====== Dataset ======

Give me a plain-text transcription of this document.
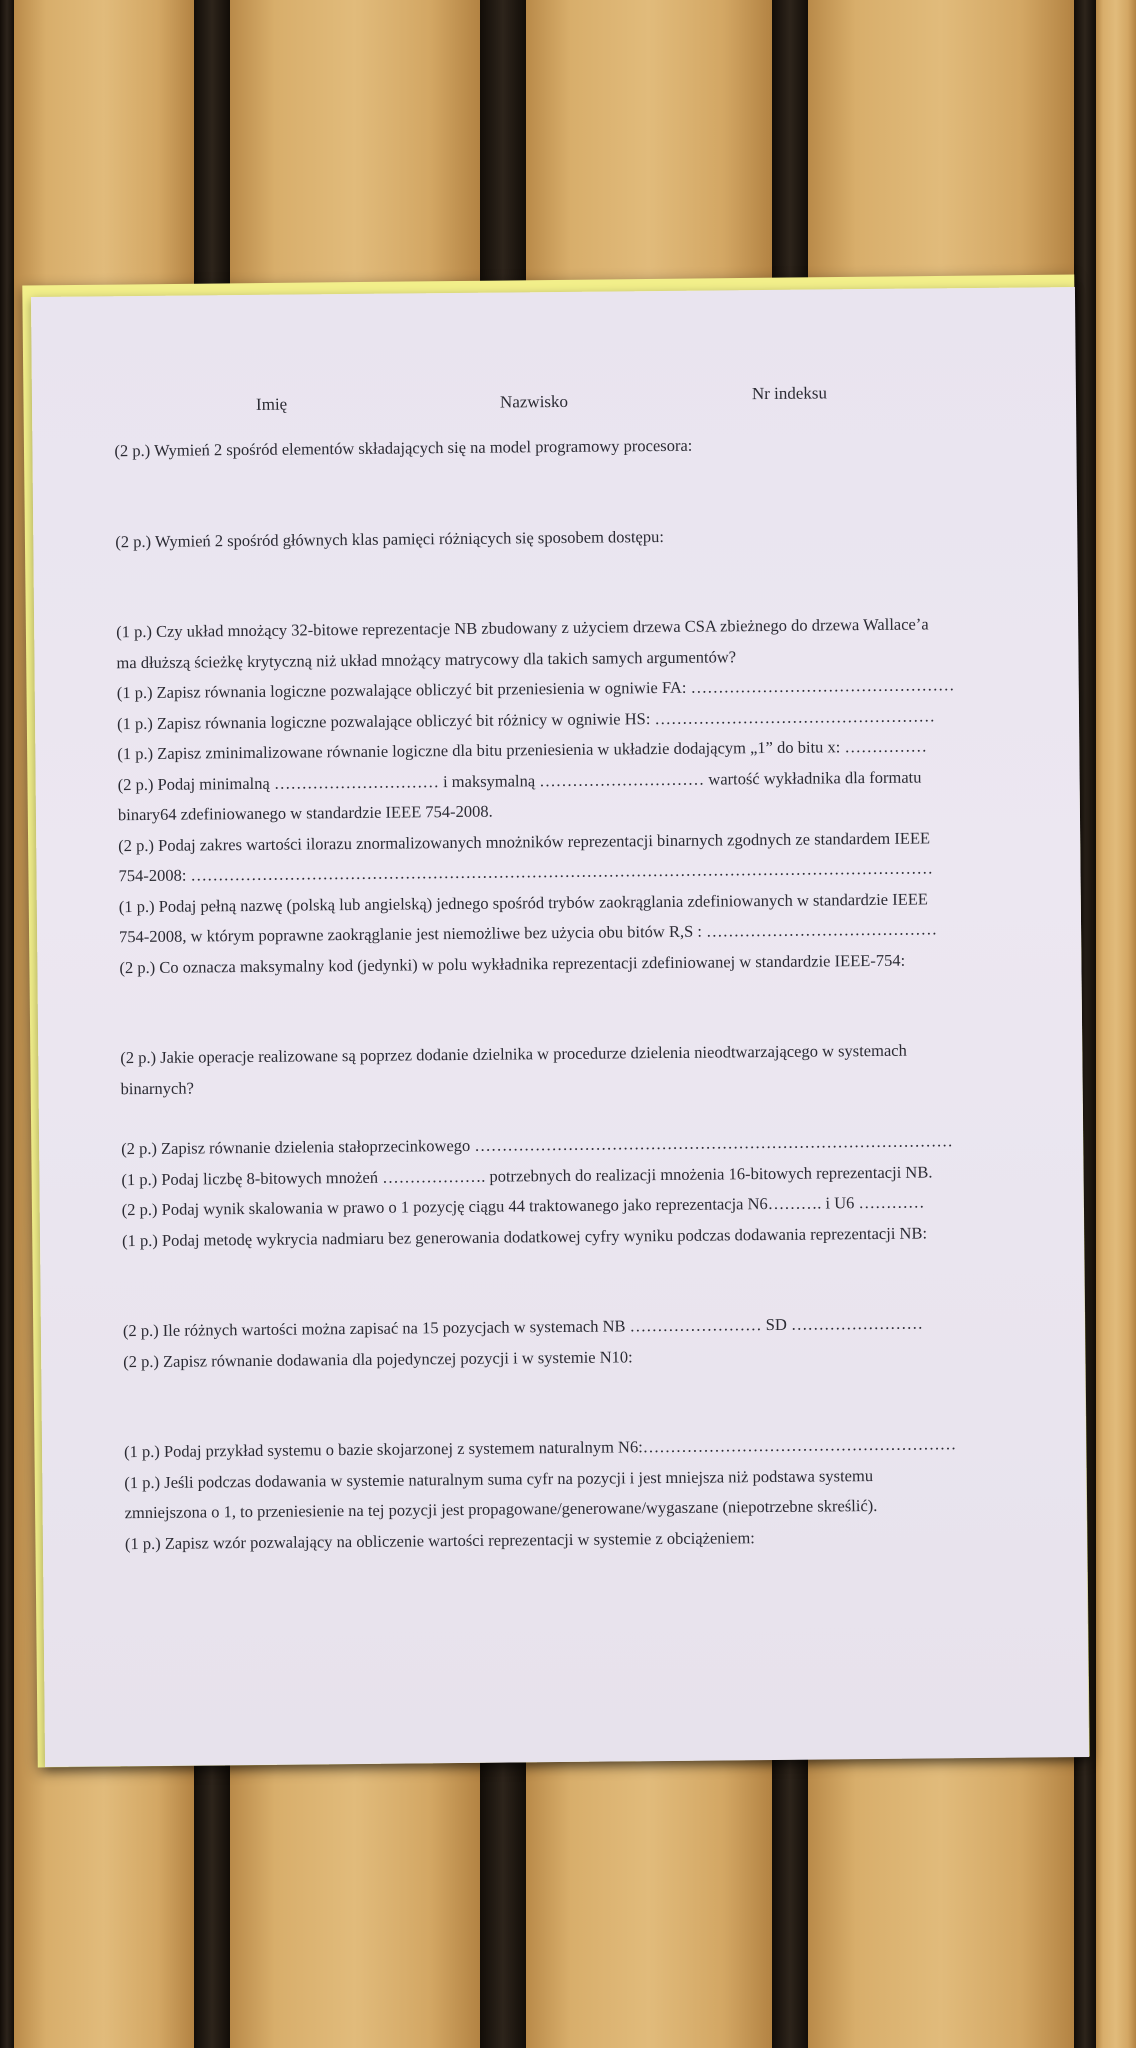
Imię	Nazwisko	Nr indeksu

(2 p.) Wymień 2 spośród elementów składających się na model programowy procesora:

(2 p.) Wymień 2 spośród głównych klas pamięci różniących się sposobem dostępu:

(1 p.) Czy układ mnożący 32-bitowe reprezentacje NB zbudowany z użyciem drzewa CSA zbieżnego do drzewa Wallace’a

ma dłuższą ścieżkę krytyczną niż układ mnożący matrycowy dla takich samych argumentów?

(1 p.) Zapisz równania logiczne pozwalające obliczyć bit przeniesienia w ogniwie FA: …………………………………………

(1 p.) Zapisz równania logiczne pozwalające obliczyć bit różnicy w ogniwie HS: ……………………………………………

(1 p.) Zapisz zminimalizowane równanie logiczne dla bitu przeniesienia w układzie dodającym „1” do bitu x: ……………

(2 p.) Podaj minimalną ………………………… i maksymalną ………………………… wartość wykładnika dla formatu

binary64 zdefiniowanego w standardzie IEEE 754-2008.

(2 p.) Podaj zakres wartości ilorazu znormalizowanych mnożników reprezentacji binarnych zgodnych ze standardem IEEE

754-2008: ………………………………………………………………………………………………………………………

(1 p.) Podaj pełną nazwę (polską lub angielską) jednego spośród trybów zaokrąglania zdefiniowanych w standardzie IEEE

754-2008, w którym poprawne zaokrąglanie jest niemożliwe bez użycia obu bitów R,S : ……………………………………

(2 p.) Co oznacza maksymalny kod (jedynki) w polu wykładnika reprezentacji zdefiniowanej w standardzie IEEE-754:

(2 p.) Jakie operacje realizowane są poprzez dodanie dzielnika w procedurze dzielenia nieodtwarzającego w systemach

binarnych?

(2 p.) Zapisz równanie dzielenia stałoprzecinkowego ……………………………………………………………………………

(1 p.) Podaj liczbę 8-bitowych mnożeń ………………. potrzebnych do realizacji mnożenia 16-bitowych reprezentacji NB.

(2 p.) Podaj wynik skalowania w prawo o 1 pozycję ciągu 44 traktowanego jako reprezentacja N6………. i U6 …………

(1 p.) Podaj metodę wykrycia nadmiaru bez generowania dodatkowej cyfry wyniku podczas dodawania reprezentacji NB:

(2 p.) Ile różnych wartości można zapisać na 15 pozycjach w systemach NB …………………… SD ……………………

(2 p.) Zapisz równanie dodawania dla pojedynczej pozycji i w systemie N10:

(1 p.) Podaj przykład systemu o bazie skojarzonej z systemem naturalnym N6:…………………………………………………

(1 p.) Jeśli podczas dodawania w systemie naturalnym suma cyfr na pozycji i jest mniejsza niż podstawa systemu

zmniejszona o 1, to przeniesienie na tej pozycji jest propagowane/generowane/wygaszane (niepotrzebne skreślić).

(1 p.) Zapisz wzór pozwalający na obliczenie wartości reprezentacji w systemie z obciążeniem:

======

• Exercise requirements:
Give all the entries again exactly, dropping each picture.

• Answer for this exercise:
Give me a plain-text transcription of this document.
Imię	Nazwisko	Nr indeksu

(2 p.) Wymień 2 spośród elementów składających się na model programowy procesora:

(2 p.) Wymień 2 spośród głównych klas pamięci różniących się sposobem dostępu:

(1 p.) Czy układ mnożący 32-bitowe reprezentacje NB zbudowany z użyciem drzewa CSA zbieżnego do drzewa Wallace’a

ma dłuższą ścieżkę krytyczną niż układ mnożący matrycowy dla takich samych argumentów?

(1 p.) Zapisz równania logiczne pozwalające obliczyć bit przeniesienia w ogniwie FA: …………………………………………

(1 p.) Zapisz równania logiczne pozwalające obliczyć bit różnicy w ogniwie HS: ……………………………………………

(1 p.) Zapisz zminimalizowane równanie logiczne dla bitu przeniesienia w układzie dodającym „1” do bitu x: ……………

(2 p.) Podaj minimalną ………………………… i maksymalną ………………………… wartość wykładnika dla formatu

binary64 zdefiniowanego w standardzie IEEE 754-2008.

(2 p.) Podaj zakres wartości ilorazu znormalizowanych mnożników reprezentacji binarnych zgodnych ze standardem IEEE

754-2008: ………………………………………………………………………………………………………………………

(1 p.) Podaj pełną nazwę (polską lub angielską) jednego spośród trybów zaokrąglania zdefiniowanych w standardzie IEEE

754-2008, w którym poprawne zaokrąglanie jest niemożliwe bez użycia obu bitów R,S : ……………………………………

(2 p.) Co oznacza maksymalny kod (jedynki) w polu wykładnika reprezentacji zdefiniowanej w standardzie IEEE-754:

(2 p.) Jakie operacje realizowane są poprzez dodanie dzielnika w procedurze dzielenia nieodtwarzającego w systemach

binarnych?

(2 p.) Zapisz równanie dzielenia stałoprzecinkowego ……………………………………………………………………………

(1 p.) Podaj liczbę 8-bitowych mnożeń ………………. potrzebnych do realizacji mnożenia 16-bitowych reprezentacji NB.

(2 p.) Podaj wynik skalowania w prawo o 1 pozycję ciągu 44 traktowanego jako reprezentacja N6………. i U6 …………

(1 p.) Podaj metodę wykrycia nadmiaru bez generowania dodatkowej cyfry wyniku podczas dodawania reprezentacji NB:

(2 p.) Ile różnych wartości można zapisać na 15 pozycjach w systemach NB …………………… SD ……………………

(2 p.) Zapisz równanie dodawania dla pojedynczej pozycji i w systemie N10:

(1 p.) Podaj przykład systemu o bazie skojarzonej z systemem naturalnym N6:…………………………………………………

(1 p.) Jeśli podczas dodawania w systemie naturalnym suma cyfr na pozycji i jest mniejsza niż podstawa systemu

zmniejszona o 1, to przeniesienie na tej pozycji jest propagowane/generowane/wygaszane (niepotrzebne skreślić).

(1 p.) Zapisz wzór pozwalający na obliczenie wartości reprezentacji w systemie z obciążeniem:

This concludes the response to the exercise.